• **Instructions for the task**:
Within the material below, find each line bearing the word "Kokouksen" and present it.
========
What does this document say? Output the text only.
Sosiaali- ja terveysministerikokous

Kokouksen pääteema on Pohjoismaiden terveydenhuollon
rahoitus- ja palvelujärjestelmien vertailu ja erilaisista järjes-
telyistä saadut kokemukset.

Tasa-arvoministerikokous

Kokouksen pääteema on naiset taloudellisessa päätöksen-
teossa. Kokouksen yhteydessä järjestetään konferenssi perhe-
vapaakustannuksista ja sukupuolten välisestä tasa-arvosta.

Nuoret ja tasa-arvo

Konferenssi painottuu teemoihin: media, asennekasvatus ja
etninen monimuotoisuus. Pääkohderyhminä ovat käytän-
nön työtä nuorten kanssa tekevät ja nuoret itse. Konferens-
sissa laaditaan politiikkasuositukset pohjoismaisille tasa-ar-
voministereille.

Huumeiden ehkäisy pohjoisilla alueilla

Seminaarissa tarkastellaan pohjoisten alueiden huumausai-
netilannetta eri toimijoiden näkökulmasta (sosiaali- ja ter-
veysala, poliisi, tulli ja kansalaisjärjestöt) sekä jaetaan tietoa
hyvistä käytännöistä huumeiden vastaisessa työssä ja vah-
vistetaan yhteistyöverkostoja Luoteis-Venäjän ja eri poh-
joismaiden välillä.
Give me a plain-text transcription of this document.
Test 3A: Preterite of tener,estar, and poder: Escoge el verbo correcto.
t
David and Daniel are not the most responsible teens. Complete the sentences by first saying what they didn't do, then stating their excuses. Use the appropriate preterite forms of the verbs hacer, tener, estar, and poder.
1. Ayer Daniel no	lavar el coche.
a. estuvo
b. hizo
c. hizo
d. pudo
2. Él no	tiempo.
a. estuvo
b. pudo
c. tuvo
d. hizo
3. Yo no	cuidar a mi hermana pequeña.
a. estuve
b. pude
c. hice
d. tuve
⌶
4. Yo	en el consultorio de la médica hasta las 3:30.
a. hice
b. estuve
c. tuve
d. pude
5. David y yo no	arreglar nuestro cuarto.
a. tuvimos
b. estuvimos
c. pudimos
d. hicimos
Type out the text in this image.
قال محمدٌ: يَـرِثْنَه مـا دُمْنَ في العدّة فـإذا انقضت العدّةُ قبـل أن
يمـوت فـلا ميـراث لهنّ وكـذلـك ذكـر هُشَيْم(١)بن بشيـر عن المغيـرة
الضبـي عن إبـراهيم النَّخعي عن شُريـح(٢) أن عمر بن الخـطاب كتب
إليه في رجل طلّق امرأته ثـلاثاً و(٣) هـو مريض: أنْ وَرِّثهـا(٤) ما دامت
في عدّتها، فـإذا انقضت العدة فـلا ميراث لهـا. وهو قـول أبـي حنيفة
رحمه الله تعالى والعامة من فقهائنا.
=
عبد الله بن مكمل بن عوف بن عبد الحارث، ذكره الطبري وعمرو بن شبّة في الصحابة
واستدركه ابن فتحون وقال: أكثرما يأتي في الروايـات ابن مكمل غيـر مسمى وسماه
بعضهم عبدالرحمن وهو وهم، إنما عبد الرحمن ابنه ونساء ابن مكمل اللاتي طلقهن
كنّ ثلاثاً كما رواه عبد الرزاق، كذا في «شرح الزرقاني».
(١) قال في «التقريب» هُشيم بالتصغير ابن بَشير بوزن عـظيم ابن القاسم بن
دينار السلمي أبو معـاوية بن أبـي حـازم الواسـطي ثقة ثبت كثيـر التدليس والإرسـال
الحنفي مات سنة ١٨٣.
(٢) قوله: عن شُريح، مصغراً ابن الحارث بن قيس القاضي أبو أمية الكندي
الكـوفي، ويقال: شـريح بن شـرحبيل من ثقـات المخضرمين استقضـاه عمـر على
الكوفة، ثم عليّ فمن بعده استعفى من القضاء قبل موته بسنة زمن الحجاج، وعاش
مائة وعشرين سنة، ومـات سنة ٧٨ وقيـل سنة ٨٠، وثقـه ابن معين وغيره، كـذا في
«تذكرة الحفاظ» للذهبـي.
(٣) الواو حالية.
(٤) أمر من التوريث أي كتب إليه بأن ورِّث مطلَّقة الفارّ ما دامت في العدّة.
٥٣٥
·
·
========
• **Written response**:
Kokouksen pääteema on Pohjoismaiden terveydenhuollon
Kokouksen pääteema on naiset taloudellisessa päätöksen-
teossa. Kokouksen yhteydessä järjestetään konferenssi perhe-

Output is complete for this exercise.